Collection entries
_ _ _ _

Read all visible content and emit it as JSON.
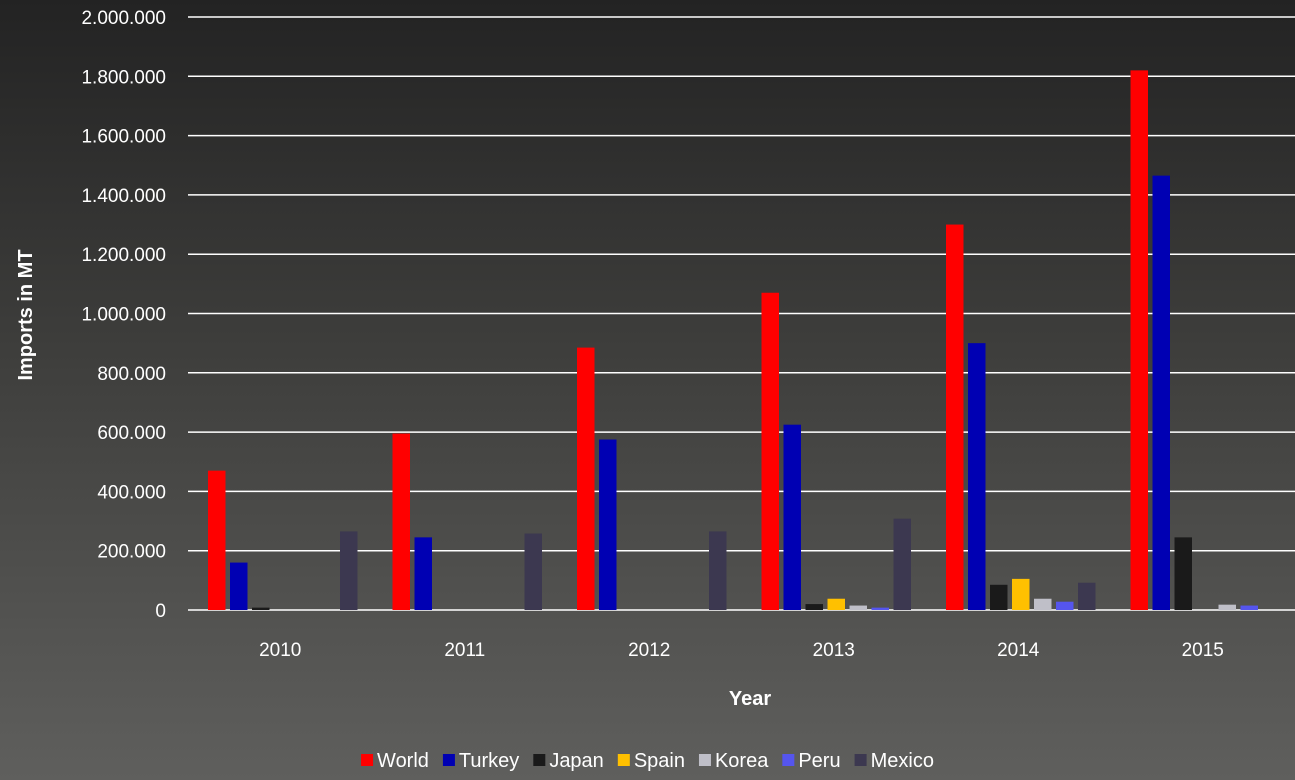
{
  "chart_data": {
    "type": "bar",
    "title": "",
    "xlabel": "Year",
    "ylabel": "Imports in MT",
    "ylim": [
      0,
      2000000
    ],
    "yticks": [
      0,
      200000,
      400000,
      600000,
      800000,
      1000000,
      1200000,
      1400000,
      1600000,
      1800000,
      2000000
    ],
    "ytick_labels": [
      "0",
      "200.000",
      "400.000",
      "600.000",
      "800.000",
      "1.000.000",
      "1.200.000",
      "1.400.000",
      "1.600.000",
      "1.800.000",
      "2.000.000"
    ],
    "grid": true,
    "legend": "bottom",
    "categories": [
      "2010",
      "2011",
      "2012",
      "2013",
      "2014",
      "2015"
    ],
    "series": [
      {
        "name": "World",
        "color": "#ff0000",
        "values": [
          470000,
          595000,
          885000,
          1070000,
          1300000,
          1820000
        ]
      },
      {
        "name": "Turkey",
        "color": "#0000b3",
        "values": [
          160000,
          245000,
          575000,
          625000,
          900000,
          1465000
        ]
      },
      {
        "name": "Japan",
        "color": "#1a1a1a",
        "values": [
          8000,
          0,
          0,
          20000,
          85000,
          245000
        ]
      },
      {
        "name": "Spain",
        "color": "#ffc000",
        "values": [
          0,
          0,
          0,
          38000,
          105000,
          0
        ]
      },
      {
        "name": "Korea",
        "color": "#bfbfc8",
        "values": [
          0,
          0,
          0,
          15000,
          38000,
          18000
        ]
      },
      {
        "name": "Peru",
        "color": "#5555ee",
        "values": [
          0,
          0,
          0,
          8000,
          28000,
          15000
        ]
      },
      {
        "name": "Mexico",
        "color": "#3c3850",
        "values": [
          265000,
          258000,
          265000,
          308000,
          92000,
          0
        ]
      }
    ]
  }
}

_ _ _ _

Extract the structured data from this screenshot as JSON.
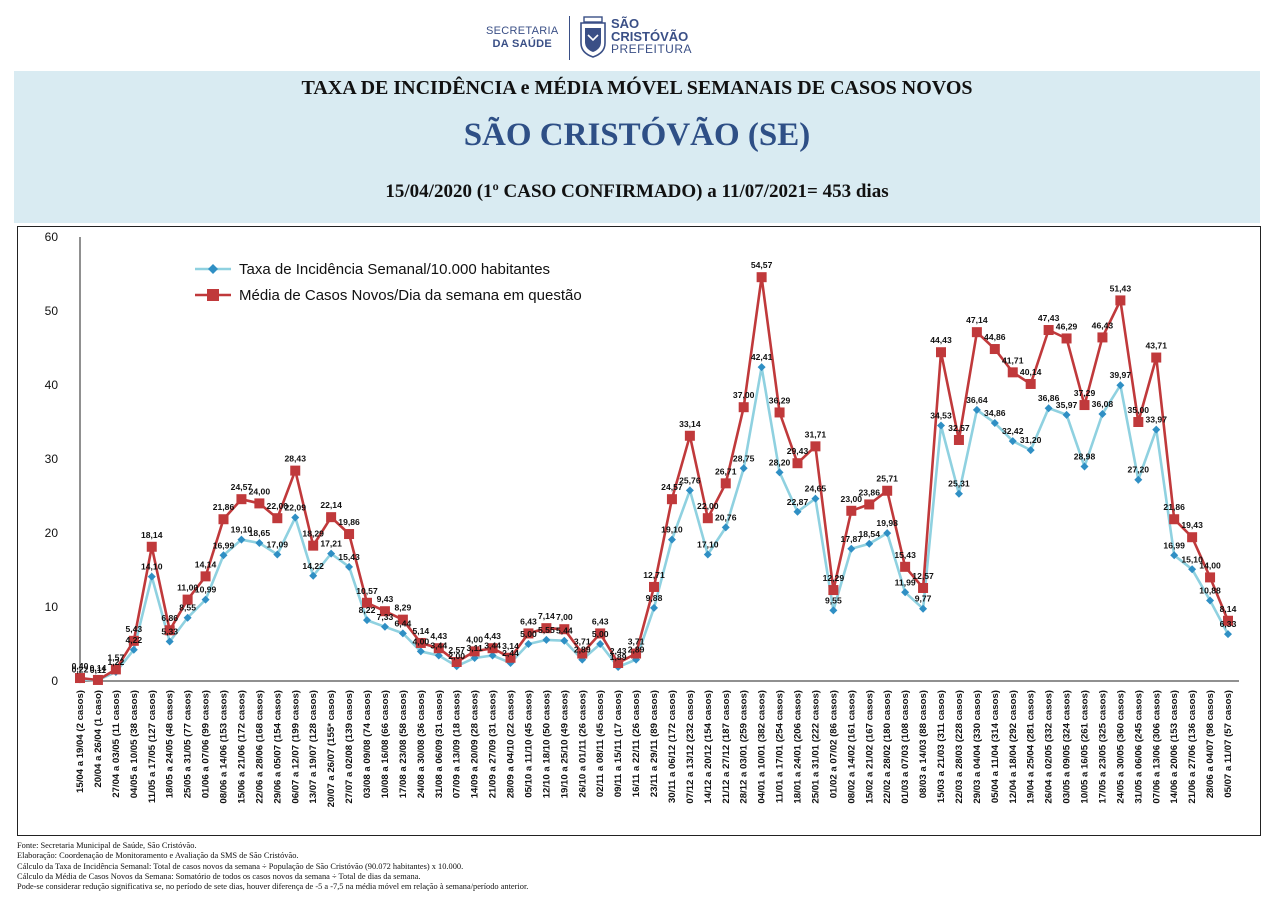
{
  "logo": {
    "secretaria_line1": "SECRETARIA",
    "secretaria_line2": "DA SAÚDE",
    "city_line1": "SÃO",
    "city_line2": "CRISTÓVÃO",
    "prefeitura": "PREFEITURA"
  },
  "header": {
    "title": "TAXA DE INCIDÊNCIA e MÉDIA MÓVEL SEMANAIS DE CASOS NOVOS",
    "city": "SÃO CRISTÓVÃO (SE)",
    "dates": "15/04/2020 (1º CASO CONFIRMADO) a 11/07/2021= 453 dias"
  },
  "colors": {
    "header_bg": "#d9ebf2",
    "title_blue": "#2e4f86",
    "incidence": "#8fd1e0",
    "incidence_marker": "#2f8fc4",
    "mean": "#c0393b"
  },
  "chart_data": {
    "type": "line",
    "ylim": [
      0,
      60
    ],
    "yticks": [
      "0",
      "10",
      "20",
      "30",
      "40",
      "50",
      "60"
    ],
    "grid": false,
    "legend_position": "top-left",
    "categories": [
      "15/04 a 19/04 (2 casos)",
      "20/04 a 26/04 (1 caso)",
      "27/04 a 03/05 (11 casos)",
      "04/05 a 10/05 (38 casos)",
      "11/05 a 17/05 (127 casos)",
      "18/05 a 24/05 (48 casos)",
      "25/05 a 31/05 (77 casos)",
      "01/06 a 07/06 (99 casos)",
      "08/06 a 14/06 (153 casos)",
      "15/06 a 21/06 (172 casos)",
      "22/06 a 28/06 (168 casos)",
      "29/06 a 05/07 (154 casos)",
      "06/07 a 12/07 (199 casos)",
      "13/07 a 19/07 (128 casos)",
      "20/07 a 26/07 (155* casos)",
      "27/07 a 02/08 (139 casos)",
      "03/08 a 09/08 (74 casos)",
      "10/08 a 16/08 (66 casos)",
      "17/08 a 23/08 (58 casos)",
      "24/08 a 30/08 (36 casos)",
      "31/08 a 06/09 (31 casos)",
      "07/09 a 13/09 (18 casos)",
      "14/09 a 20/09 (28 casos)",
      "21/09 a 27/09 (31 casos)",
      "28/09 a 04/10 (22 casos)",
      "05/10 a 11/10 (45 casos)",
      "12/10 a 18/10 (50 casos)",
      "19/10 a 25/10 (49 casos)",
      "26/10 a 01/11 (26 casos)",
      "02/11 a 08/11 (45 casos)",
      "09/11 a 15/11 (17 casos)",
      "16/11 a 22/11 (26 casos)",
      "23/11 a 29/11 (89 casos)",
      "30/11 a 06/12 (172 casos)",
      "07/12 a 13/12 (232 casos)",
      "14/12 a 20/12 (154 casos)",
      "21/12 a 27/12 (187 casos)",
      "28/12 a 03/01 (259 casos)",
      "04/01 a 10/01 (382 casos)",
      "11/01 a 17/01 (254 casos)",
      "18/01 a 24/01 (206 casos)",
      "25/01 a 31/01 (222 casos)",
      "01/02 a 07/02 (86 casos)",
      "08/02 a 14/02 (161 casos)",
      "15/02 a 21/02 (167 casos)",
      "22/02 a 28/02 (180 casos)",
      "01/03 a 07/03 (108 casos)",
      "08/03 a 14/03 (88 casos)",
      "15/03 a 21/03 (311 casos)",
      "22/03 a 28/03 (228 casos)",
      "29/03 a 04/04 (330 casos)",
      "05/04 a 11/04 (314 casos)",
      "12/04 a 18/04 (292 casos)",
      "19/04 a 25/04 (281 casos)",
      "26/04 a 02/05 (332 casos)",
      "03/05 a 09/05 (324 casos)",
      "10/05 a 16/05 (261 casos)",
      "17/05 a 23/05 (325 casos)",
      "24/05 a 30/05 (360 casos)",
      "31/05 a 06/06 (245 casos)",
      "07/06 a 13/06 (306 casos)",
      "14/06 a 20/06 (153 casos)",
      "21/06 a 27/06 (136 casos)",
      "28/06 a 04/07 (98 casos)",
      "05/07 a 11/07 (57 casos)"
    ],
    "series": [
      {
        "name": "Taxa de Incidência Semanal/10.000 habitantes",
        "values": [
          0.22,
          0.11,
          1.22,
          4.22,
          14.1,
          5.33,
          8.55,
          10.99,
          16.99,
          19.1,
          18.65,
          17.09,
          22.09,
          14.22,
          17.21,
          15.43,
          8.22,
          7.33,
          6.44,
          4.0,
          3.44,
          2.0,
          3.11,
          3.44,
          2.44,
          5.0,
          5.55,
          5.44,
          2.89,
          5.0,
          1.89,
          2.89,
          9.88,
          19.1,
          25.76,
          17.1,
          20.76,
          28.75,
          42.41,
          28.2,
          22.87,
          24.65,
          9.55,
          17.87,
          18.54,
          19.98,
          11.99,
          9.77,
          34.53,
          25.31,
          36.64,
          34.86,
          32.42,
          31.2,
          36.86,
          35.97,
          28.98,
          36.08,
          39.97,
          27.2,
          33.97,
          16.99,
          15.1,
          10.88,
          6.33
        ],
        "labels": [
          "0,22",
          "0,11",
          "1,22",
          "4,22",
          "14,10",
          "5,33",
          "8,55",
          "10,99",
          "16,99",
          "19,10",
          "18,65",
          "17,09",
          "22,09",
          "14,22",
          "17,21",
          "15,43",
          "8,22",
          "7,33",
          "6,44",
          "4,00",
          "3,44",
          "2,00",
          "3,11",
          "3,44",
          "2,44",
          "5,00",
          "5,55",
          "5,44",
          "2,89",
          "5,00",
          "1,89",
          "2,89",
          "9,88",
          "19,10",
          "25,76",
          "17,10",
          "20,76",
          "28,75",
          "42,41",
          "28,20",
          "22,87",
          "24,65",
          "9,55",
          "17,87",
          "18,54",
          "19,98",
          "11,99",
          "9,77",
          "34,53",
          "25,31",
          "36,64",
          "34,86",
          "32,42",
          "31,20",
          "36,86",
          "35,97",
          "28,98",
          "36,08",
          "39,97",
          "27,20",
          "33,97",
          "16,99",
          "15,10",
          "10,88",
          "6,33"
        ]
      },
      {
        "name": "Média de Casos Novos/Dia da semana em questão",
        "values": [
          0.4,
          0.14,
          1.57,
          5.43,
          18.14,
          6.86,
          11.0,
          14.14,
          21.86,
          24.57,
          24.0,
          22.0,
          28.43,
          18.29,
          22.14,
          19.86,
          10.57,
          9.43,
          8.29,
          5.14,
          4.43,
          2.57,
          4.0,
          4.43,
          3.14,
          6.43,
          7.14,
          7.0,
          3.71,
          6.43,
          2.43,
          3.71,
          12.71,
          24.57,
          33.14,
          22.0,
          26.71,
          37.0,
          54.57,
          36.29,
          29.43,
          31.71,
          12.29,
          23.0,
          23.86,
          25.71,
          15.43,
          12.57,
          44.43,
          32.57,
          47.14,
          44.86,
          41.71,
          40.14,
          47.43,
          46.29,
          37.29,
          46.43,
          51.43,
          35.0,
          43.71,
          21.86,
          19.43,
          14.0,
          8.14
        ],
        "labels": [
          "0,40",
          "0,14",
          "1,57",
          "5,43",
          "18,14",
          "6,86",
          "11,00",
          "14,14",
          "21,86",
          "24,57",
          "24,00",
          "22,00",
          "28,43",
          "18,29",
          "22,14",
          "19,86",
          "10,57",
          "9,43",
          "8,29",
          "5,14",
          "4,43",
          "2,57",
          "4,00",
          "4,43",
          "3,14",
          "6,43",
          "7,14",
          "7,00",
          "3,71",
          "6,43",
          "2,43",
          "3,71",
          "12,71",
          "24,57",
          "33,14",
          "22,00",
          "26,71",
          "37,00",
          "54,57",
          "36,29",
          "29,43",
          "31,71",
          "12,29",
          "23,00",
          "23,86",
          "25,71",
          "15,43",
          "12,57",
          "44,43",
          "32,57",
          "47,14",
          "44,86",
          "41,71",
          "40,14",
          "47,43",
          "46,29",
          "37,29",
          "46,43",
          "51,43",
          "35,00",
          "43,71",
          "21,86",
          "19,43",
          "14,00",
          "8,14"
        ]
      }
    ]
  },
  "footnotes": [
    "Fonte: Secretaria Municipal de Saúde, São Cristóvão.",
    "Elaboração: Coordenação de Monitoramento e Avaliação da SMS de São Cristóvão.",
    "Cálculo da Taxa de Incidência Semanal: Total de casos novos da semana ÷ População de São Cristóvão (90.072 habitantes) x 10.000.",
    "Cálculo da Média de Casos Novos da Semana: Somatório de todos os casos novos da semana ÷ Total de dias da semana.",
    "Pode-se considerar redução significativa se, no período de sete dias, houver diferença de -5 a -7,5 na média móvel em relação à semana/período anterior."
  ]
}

_ _ _ _

• _Task to complete_
Search the entries for the word "Cálculo" and copy every line that has it.

• _Problem solution_
    "Cálculo da Taxa de Incidência Semanal: Total de casos novos da semana ÷ População de São Cristóvão (90.072 habitantes) x 10.000.",
    "Cálculo da Média de Casos Novos da Semana: Somatório de todos os casos novos da semana ÷ Total de dias da semana.",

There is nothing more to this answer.